*** Provided data ***
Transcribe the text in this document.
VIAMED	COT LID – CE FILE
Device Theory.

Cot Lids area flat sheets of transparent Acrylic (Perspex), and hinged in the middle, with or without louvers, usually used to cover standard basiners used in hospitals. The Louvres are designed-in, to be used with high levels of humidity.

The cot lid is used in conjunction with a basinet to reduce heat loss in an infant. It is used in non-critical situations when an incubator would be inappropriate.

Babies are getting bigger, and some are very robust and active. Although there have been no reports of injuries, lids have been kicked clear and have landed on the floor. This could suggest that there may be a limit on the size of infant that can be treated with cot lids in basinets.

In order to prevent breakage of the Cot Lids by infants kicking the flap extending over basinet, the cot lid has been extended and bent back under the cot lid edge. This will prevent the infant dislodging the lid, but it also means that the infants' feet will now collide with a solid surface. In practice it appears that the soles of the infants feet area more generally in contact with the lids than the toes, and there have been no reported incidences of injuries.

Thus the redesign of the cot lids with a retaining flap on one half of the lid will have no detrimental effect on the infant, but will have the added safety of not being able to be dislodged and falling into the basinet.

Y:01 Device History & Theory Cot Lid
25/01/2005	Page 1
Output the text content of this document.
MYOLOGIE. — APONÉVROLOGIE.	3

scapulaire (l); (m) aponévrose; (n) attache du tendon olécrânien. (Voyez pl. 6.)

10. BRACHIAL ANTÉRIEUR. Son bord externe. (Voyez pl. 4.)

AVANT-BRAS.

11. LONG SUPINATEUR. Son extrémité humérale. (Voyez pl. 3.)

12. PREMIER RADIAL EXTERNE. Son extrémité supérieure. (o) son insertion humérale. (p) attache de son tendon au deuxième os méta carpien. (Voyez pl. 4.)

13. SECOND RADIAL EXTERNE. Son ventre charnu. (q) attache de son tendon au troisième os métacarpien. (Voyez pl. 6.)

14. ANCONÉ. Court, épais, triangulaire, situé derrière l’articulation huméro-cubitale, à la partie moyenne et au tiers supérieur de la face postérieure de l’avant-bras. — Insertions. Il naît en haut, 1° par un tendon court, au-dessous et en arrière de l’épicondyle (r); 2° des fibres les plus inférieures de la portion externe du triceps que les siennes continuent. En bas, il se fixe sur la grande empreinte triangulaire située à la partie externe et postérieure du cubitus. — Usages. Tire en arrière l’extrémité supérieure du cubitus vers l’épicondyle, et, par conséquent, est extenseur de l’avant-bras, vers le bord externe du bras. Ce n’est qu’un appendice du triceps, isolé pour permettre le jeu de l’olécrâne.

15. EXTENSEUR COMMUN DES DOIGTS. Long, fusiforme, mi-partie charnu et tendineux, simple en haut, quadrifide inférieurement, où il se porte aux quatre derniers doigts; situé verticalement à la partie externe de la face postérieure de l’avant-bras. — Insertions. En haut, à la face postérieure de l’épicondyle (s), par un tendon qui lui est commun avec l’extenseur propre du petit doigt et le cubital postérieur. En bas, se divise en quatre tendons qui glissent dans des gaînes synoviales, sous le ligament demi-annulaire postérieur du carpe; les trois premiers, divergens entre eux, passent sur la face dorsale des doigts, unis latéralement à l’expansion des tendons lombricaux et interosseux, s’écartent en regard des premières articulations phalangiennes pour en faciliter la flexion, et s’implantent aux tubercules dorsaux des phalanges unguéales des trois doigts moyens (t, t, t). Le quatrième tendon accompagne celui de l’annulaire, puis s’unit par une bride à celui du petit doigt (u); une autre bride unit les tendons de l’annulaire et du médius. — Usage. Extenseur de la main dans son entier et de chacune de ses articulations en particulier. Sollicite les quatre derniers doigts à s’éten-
***
* _Work to complete_
Please repeat the material above, word for word and in full.

* _Solved problem_
Transcribe the text in this document.
VIAMED	COT LID – CE FILE
Device Theory.

Cot Lids area flat sheets of transparent Acrylic (Perspex), and hinged in the middle, with or without louvers, usually used to cover standard basiners used in hospitals. The Louvres are designed-in, to be used with high levels of humidity.

The cot lid is used in conjunction with a basinet to reduce heat loss in an infant. It is used in non-critical situations when an incubator would be inappropriate.

Babies are getting bigger, and some are very robust and active. Although there have been no reports of injuries, lids have been kicked clear and have landed on the floor. This could suggest that there may be a limit on the size of infant that can be treated with cot lids in basinets.

In order to prevent breakage of the Cot Lids by infants kicking the flap extending over basinet, the cot lid has been extended and bent back under the cot lid edge. This will prevent the infant dislodging the lid, but it also means that the infants' feet will now collide with a solid surface. In practice it appears that the soles of the infants feet area more generally in contact with the lids than the toes, and there have been no reported incidences of injuries.

Thus the redesign of the cot lids with a retaining flap on one half of the lid will have no detrimental effect on the infant, but will have the added safety of not being able to be dislodged and falling into the basinet.

Y:01 Device History & Theory Cot Lid
25/01/2005	Page 1
Output the text content of this document.
MYOLOGIE. — APONÉVROLOGIE.	3

scapulaire (l); (m) aponévrose; (n) attache du tendon olécrânien. (Voyez pl. 6.)

10. BRACHIAL ANTÉRIEUR. Son bord externe. (Voyez pl. 4.)

AVANT-BRAS.

11. LONG SUPINATEUR. Son extrémité humérale. (Voyez pl. 3.)

12. PREMIER RADIAL EXTERNE. Son extrémité supérieure. (o) son insertion humérale. (p) attache de son tendon au deuxième os méta carpien. (Voyez pl. 4.)

13. SECOND RADIAL EXTERNE. Son ventre charnu. (q) attache de son tendon au troisième os métacarpien. (Voyez pl. 6.)

14. ANCONÉ. Court, épais, triangulaire, situé derrière l’articulation huméro-cubitale, à la partie moyenne et au tiers supérieur de la face postérieure de l’avant-bras. — Insertions. Il naît en haut, 1° par un tendon court, au-dessous et en arrière de l’épicondyle (r); 2° des fibres les plus inférieures de la portion externe du triceps que les siennes continuent. En bas, il se fixe sur la grande empreinte triangulaire située à la partie externe et postérieure du cubitus. — Usages. Tire en arrière l’extrémité supérieure du cubitus vers l’épicondyle, et, par conséquent, est extenseur de l’avant-bras, vers le bord externe du bras. Ce n’est qu’un appendice du triceps, isolé pour permettre le jeu de l’olécrâne.

15. EXTENSEUR COMMUN DES DOIGTS. Long, fusiforme, mi-partie charnu et tendineux, simple en haut, quadrifide inférieurement, où il se porte aux quatre derniers doigts; situé verticalement à la partie externe de la face postérieure de l’avant-bras. — Insertions. En haut, à la face postérieure de l’épicondyle (s), par un tendon qui lui est commun avec l’extenseur propre du petit doigt et le cubital postérieur. En bas, se divise en quatre tendons qui glissent dans des gaînes synoviales, sous le ligament demi-annulaire postérieur du carpe; les trois premiers, divergens entre eux, passent sur la face dorsale des doigts, unis latéralement à l’expansion des tendons lombricaux et interosseux, s’écartent en regard des premières articulations phalangiennes pour en faciliter la flexion, et s’implantent aux tubercules dorsaux des phalanges unguéales des trois doigts moyens (t, t, t). Le quatrième tendon accompagne celui de l’annulaire, puis s’unit par une bride à celui du petit doigt (u); une autre bride unit les tendons de l’annulaire et du médius. — Usage. Extenseur de la main dans son entier et de chacune de ses articulations en particulier. Sollicite les quatre derniers doigts à s’éten-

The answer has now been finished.